┌────────

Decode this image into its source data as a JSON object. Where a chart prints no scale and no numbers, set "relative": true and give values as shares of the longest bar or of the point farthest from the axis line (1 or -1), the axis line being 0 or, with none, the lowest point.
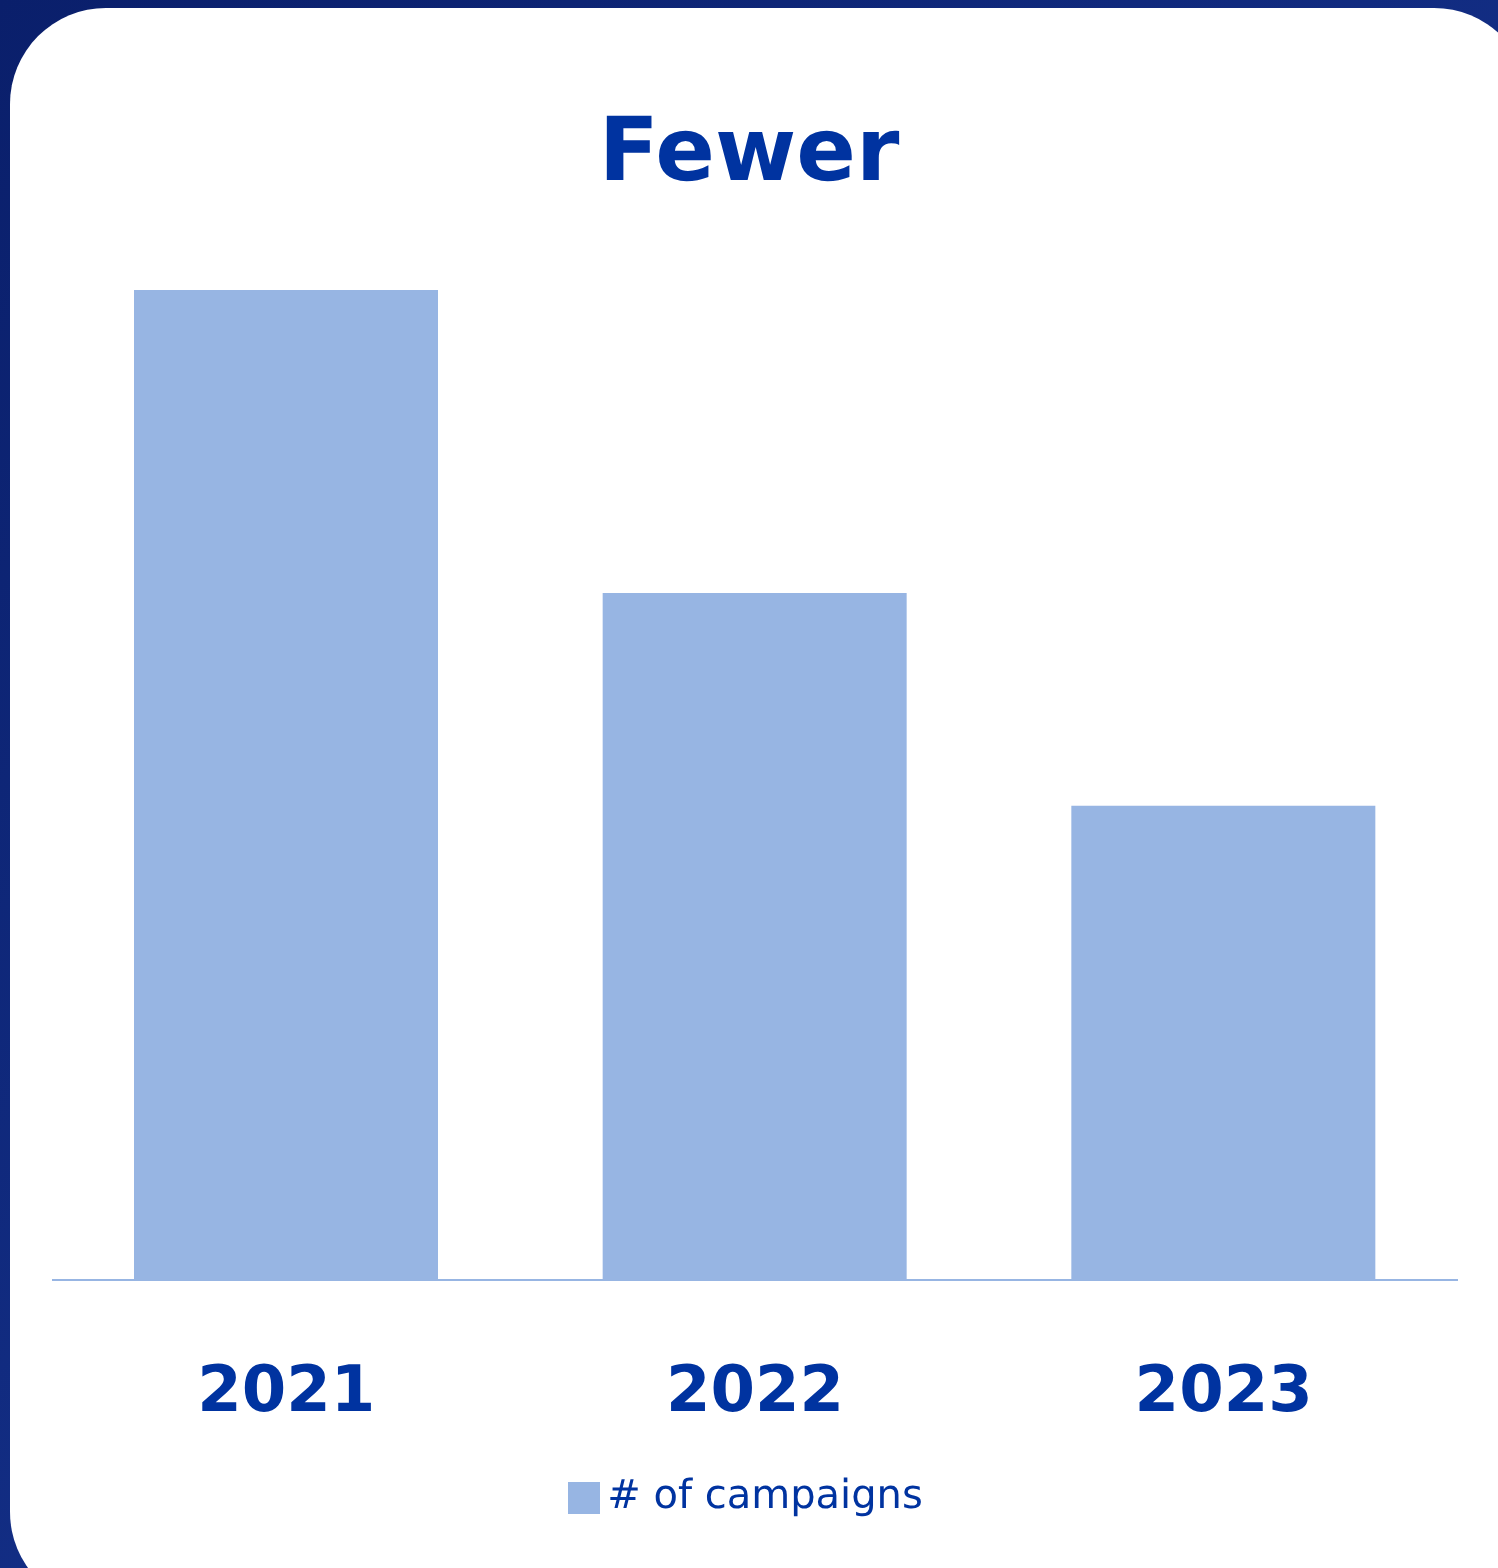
{
  "chart_data": {
    "type": "bar",
    "title": "Fewer",
    "categories": [
      "2021",
      "2022",
      "2023"
    ],
    "relative": true,
    "legend": "bottom",
    "series": [
      {
        "name": "# of campaigns",
        "color": "#97b5e3",
        "values": [
          1,
          0.694,
          0.479
        ]
      }
    ]
  }
}
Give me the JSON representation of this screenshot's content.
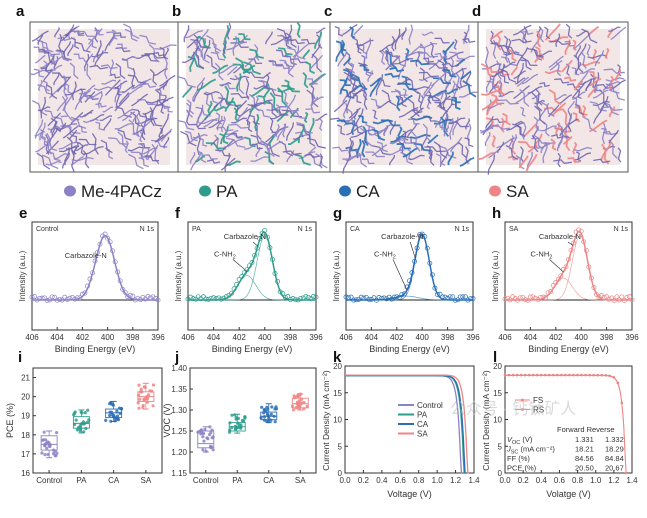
{
  "colors": {
    "Me-4PACz": "#8b82c6",
    "Control": "#8b82c6",
    "PA": "#2e9c8c",
    "CA": "#2a6fb5",
    "SA": "#ee8585",
    "axis": "#333333",
    "grid_dot": "#d9b8b8",
    "baseline": "#222222"
  },
  "panel_labels": [
    "a",
    "b",
    "c",
    "d",
    "e",
    "f",
    "g",
    "h",
    "i",
    "j",
    "k",
    "l"
  ],
  "legend_top": {
    "items": [
      {
        "label": "Me-4PACz",
        "color_key": "Me-4PACz"
      },
      {
        "label": "PA",
        "color_key": "PA"
      },
      {
        "label": "CA",
        "color_key": "CA"
      },
      {
        "label": "SA",
        "color_key": "SA"
      }
    ]
  },
  "chart_data": [
    {
      "panel": "a",
      "type": "other",
      "title": "",
      "description": "Molecular simulation snapshot: Me-4PACz only",
      "species": [
        "Me-4PACz"
      ]
    },
    {
      "panel": "b",
      "type": "other",
      "title": "",
      "description": "Molecular simulation snapshot: Me-4PACz + PA",
      "species": [
        "Me-4PACz",
        "PA"
      ]
    },
    {
      "panel": "c",
      "type": "other",
      "title": "",
      "description": "Molecular simulation snapshot: Me-4PACz + CA",
      "species": [
        "Me-4PACz",
        "CA"
      ]
    },
    {
      "panel": "d",
      "type": "other",
      "title": "",
      "description": "Molecular simulation snapshot: Me-4PACz + SA",
      "species": [
        "Me-4PACz",
        "SA"
      ]
    },
    {
      "panel": "e",
      "type": "line",
      "sample": "Control",
      "core_level": "N 1s",
      "xlabel": "Binding Energy (eV)",
      "ylabel": "Intensity (a.u.)",
      "xlim": [
        406,
        396
      ],
      "xticks": [
        406,
        404,
        402,
        400,
        398,
        396
      ],
      "peaks": [
        {
          "label": "Carbazole-N",
          "center": 400.2,
          "height": 1.0,
          "width": 0.75
        }
      ],
      "baseline": 0.12
    },
    {
      "panel": "f",
      "type": "line",
      "sample": "PA",
      "core_level": "N 1s",
      "xlabel": "Binding Energy (eV)",
      "ylabel": "Intensity (a.u.)",
      "xlim": [
        406,
        396
      ],
      "xticks": [
        406,
        404,
        402,
        400,
        398,
        396
      ],
      "peaks": [
        {
          "label": "Carbazole-N",
          "center": 400.0,
          "height": 1.0,
          "width": 0.6
        },
        {
          "label": "C-NH2",
          "center": 401.4,
          "height": 0.38,
          "width": 0.7
        }
      ],
      "baseline": 0.1
    },
    {
      "panel": "g",
      "type": "line",
      "sample": "CA",
      "core_level": "N 1s",
      "xlabel": "Binding Energy (eV)",
      "ylabel": "Intensity (a.u.)",
      "xlim": [
        406,
        396
      ],
      "xticks": [
        406,
        404,
        402,
        400,
        398,
        396
      ],
      "peaks": [
        {
          "label": "Carbazole-N",
          "center": 400.0,
          "height": 1.0,
          "width": 0.55
        },
        {
          "label": "C-NH2",
          "center": 401.2,
          "height": 0.06,
          "width": 0.9
        }
      ],
      "baseline": 0.1
    },
    {
      "panel": "h",
      "type": "line",
      "sample": "SA",
      "core_level": "N 1s",
      "xlabel": "Binding Energy (eV)",
      "ylabel": "Intensity (a.u.)",
      "xlim": [
        406,
        396
      ],
      "xticks": [
        406,
        404,
        402,
        400,
        398,
        396
      ],
      "peaks": [
        {
          "label": "Carbazole-N",
          "center": 400.1,
          "height": 1.0,
          "width": 0.6
        },
        {
          "label": "C-NH2",
          "center": 401.4,
          "height": 0.34,
          "width": 0.7
        }
      ],
      "baseline": 0.1
    },
    {
      "panel": "i",
      "type": "box",
      "xlabel": "",
      "ylabel": "PCE (%)",
      "categories": [
        "Control",
        "PA",
        "CA",
        "SA"
      ],
      "ylim": [
        16,
        21.5
      ],
      "yticks": [
        16,
        17,
        18,
        19,
        20,
        21
      ],
      "series": [
        {
          "name": "Control",
          "min": 16.8,
          "q1": 17.2,
          "median": 17.5,
          "q3": 17.95,
          "max": 18.2
        },
        {
          "name": "PA",
          "min": 18.1,
          "q1": 18.35,
          "median": 18.6,
          "q3": 18.95,
          "max": 19.3
        },
        {
          "name": "CA",
          "min": 18.7,
          "q1": 18.9,
          "median": 19.15,
          "q3": 19.35,
          "max": 19.75
        },
        {
          "name": "SA",
          "min": 19.35,
          "q1": 19.75,
          "median": 20.0,
          "q3": 20.25,
          "max": 20.7
        }
      ]
    },
    {
      "panel": "j",
      "type": "box",
      "xlabel": "",
      "ylabel": "V_OC (V)",
      "categories": [
        "Control",
        "PA",
        "CA",
        "SA"
      ],
      "ylim": [
        1.15,
        1.4
      ],
      "yticks": [
        1.15,
        1.2,
        1.25,
        1.3,
        1.35,
        1.4
      ],
      "series": [
        {
          "name": "Control",
          "min": 1.2,
          "q1": 1.21,
          "median": 1.22,
          "q3": 1.25,
          "max": 1.26
        },
        {
          "name": "PA",
          "min": 1.245,
          "q1": 1.25,
          "median": 1.26,
          "q3": 1.27,
          "max": 1.29
        },
        {
          "name": "CA",
          "min": 1.27,
          "q1": 1.277,
          "median": 1.285,
          "q3": 1.295,
          "max": 1.315
        },
        {
          "name": "SA",
          "min": 1.3,
          "q1": 1.305,
          "median": 1.315,
          "q3": 1.328,
          "max": 1.338
        }
      ]
    },
    {
      "panel": "k",
      "type": "line",
      "xlabel": "Voltage (V)",
      "ylabel": "Current Density (mA cm^-2)",
      "xlim": [
        0,
        1.4
      ],
      "ylim": [
        0,
        20
      ],
      "xticks": [
        0.0,
        0.2,
        0.4,
        0.6,
        0.8,
        1.0,
        1.2,
        1.4
      ],
      "yticks": [
        0,
        5,
        10,
        15,
        20
      ],
      "legend_position": "center-right",
      "series": [
        {
          "name": "Control",
          "jsc": 18.2,
          "voc": 1.26
        },
        {
          "name": "PA",
          "jsc": 18.2,
          "voc": 1.29
        },
        {
          "name": "CA",
          "jsc": 18.2,
          "voc": 1.3
        },
        {
          "name": "SA",
          "jsc": 18.3,
          "voc": 1.33
        }
      ]
    },
    {
      "panel": "l",
      "type": "line",
      "xlabel": "Volatge (V)",
      "ylabel": "Current Density (mA cm^-2)",
      "xlim": [
        0,
        1.4
      ],
      "ylim": [
        0,
        20
      ],
      "xticks": [
        0.0,
        0.2,
        0.4,
        0.6,
        0.8,
        1.0,
        1.2,
        1.4
      ],
      "yticks": [
        0,
        5,
        10,
        15,
        20
      ],
      "legend_position": "top-left",
      "series": [
        {
          "name": "FS",
          "jsc": 18.21,
          "voc": 1.331
        },
        {
          "name": "RS",
          "jsc": 18.29,
          "voc": 1.332
        }
      ],
      "table": {
        "headers": [
          "",
          "Forward",
          "Reverse"
        ],
        "rows": [
          [
            "V_OC (V)",
            "1.331",
            "1.332"
          ],
          [
            "J_SC (mA cm^-2)",
            "18.21",
            "18.29"
          ],
          [
            "FF (%)",
            "84.56",
            "84.84"
          ],
          [
            "PCE (%)",
            "20.50",
            "20.67"
          ]
        ]
      }
    }
  ],
  "watermark": "公众号 · 钙钛矿人"
}
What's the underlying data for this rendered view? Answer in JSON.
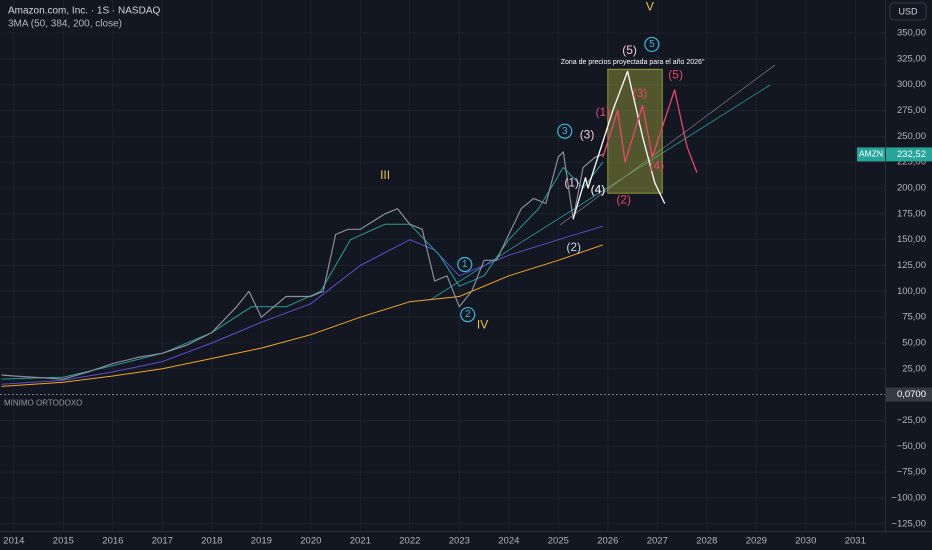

└────────

Which lines include the word "simulation"? Copy every one of them.

      "description": "Molecular simulation snapshot: Me-4PACz only",
      "description": "Molecular simulation snapshot: Me-4PACz + PA",
      "description": "Molecular simulation snapshot: Me-4PACz + CA",
      "description": "Molecular simulation snapshot: Me-4PACz + SA",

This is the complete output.